* Task directions *
Write out the full passage on operative report timing and OPPE data, word for word.

* Exercise text *
4.  CMS requires that the operative report be completed IMMEDIATELY after surgery.  Joint Commission (RC.02.01.03 EP 5, note #1) will allow a hospital to define what this time period would be if there is a brief operative note.  Be aware, however, that CMS does not accept this type of delay for the operative report, holding the medical staff to getting it done immediately after surgery.

5.  24 Hours is in NO ONE’S standard.  Immediately means before the patient is transferred to the next level of care (generally PACU to inpatient unit or ICU).  So if a hospital is governed by Part A CMS COP, then they may not use 24 hours for anything.

6.  The brief operative note must contain seven elements that are listed in the TJC standard.  Estimated blood loss must be recorded if there is any.  If there is none, it does not need to appear on the report.

I recently asked a question of SIG about what hospitals should do if they had no data to support OPPE.  This generally occurs with low volume, or no volume.  I had suspected this would be a problem in that no actual data would be available to support the conclusion of competency.  I also asked for further details on their position on the “Good Standing” letters.  Here is how the conversation went:

Question: If a physician does not complete his/her initial focused review because of lack of volume (or no volume), and the focused review period has been extended for two years, and still there is no volume, can the hospital depend on a “letter of good standing” as sufficient information to grant the physician reappointment (with no OPPE data either)? Thank you.

Answer: Based on your example, the letters would not be able to serve as a substitute for OPPE data or for low or no volume providers. There  is also no FPPE completed so OPPE would not be able to be accomplished. It is not uncommon for organizations to simply inform the practitioner that they either need to find a way to meet/complete the FPPE requirements, or consider removing them from staff, or placing them in a status that does not require FPPE/OPPE – however, this would also mean that they would have no privileges to treat patients.  The letter referenced that only states “in good standing “ for OPPE is not adequate.  There needs to be evidence of privilege-specific competency.

* Dataset content *

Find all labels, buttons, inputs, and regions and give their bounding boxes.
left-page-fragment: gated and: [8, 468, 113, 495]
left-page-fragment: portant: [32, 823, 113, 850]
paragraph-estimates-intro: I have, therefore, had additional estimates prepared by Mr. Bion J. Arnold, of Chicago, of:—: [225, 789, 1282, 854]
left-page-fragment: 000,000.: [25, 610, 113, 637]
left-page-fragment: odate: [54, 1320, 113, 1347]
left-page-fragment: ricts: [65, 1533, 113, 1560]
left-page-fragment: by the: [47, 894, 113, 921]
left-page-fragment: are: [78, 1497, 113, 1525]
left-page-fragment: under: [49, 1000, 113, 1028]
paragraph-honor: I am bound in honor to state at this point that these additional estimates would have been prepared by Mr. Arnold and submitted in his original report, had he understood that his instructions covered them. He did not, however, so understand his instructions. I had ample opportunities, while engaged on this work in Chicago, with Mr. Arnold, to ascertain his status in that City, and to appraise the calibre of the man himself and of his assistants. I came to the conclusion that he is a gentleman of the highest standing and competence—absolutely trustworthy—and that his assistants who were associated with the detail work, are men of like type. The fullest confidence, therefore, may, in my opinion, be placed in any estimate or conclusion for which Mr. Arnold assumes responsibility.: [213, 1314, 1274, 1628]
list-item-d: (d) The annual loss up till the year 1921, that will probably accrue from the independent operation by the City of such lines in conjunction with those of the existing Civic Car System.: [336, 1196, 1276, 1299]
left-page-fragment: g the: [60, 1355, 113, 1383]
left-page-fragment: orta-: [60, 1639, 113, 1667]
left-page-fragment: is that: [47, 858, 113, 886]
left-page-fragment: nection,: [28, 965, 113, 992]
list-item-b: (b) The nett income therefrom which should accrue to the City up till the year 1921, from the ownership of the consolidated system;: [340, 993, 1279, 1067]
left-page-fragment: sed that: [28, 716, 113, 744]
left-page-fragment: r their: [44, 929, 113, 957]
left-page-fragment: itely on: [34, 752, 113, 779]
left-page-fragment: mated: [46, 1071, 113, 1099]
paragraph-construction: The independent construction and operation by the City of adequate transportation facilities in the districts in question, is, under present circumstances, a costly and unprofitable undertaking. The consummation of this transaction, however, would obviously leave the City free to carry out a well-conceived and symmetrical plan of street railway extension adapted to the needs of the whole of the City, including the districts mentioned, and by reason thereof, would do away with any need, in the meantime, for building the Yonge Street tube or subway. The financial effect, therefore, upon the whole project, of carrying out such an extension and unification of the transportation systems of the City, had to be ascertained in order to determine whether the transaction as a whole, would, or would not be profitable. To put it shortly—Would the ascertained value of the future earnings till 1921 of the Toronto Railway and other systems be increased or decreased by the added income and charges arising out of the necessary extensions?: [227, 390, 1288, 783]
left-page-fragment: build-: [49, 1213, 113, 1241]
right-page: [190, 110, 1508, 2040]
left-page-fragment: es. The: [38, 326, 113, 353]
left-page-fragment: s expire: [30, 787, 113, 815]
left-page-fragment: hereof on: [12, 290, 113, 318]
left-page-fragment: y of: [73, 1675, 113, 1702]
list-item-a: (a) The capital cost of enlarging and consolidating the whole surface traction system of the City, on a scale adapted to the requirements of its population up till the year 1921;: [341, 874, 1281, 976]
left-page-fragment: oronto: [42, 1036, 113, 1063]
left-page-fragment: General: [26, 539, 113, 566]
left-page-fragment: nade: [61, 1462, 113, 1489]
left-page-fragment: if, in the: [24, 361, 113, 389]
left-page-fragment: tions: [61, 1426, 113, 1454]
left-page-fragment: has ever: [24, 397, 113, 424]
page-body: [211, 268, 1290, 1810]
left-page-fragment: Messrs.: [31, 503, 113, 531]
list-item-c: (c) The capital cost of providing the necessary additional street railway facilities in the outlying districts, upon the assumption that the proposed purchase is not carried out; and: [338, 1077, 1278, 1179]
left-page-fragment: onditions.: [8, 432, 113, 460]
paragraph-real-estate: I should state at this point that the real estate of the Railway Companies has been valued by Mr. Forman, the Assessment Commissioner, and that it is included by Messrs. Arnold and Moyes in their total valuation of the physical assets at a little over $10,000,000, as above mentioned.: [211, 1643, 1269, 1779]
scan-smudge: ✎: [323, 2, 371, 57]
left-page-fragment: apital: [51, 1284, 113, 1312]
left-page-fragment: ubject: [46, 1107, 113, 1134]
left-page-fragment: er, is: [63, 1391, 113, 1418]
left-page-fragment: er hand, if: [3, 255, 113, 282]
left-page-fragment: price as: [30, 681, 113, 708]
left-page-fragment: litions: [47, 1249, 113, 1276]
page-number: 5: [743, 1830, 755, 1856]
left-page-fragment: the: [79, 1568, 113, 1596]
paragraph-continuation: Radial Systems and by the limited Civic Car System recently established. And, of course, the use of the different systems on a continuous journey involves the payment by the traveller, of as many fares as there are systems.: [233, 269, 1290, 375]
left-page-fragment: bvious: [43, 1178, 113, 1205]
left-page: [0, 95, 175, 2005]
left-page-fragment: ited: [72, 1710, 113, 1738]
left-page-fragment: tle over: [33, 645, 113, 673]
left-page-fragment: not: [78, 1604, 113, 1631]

* Exercise result *
4.  CMS requires that the operative report be completed IMMEDIATELY after surgery.  Joint Commission (RC.02.01.03 EP 5, note #1) will allow a hospital to define what this time period would be if there is a brief operative note.  Be aware, however, that CMS does not accept this type of delay for the operative report, holding the medical staff to getting it done immediately after surgery.

5.  24 Hours is in NO ONE’S standard.  Immediately means before the patient is transferred to the next level of care (generally PACU to inpatient unit or ICU).  So if a hospital is governed by Part A CMS COP, then they may not use 24 hours for anything.

6.  The brief operative note must contain seven elements that are listed in the TJC standard.  Estimated blood loss must be recorded if there is any.  If there is none, it does not need to appear on the report.

I recently asked a question of SIG about what hospitals should do if they had no data to support OPPE.  This generally occurs with low volume, or no volume.  I had suspected this would be a problem in that no actual data would be available to support the conclusion of competency.  I also asked for further details on their position on the “Good Standing” letters.  Here is how the conversation went:

Question: If a physician does not complete his/her initial focused review because of lack of volume (or no volume), and the focused review period has been extended for two years, and still there is no volume, can the hospital depend on a “letter of good standing” as sufficient information to grant the physician reappointment (with no OPPE data either)? Thank you.

Answer: Based on your example, the letters would not be able to serve as a substitute for OPPE data or for low or no volume providers. There  is also no FPPE completed so OPPE would not be able to be accomplished. It is not uncommon for organizations to simply inform the practitioner that they either need to find a way to meet/complete the FPPE requirements, or consider removing them from staff, or placing them in a status that does not require FPPE/OPPE – however, this would also mean that they would have no privileges to treat patients.  The letter referenced that only states “in good standing “ for OPPE is not adequate.  There needs to be evidence of privilege-specific competency.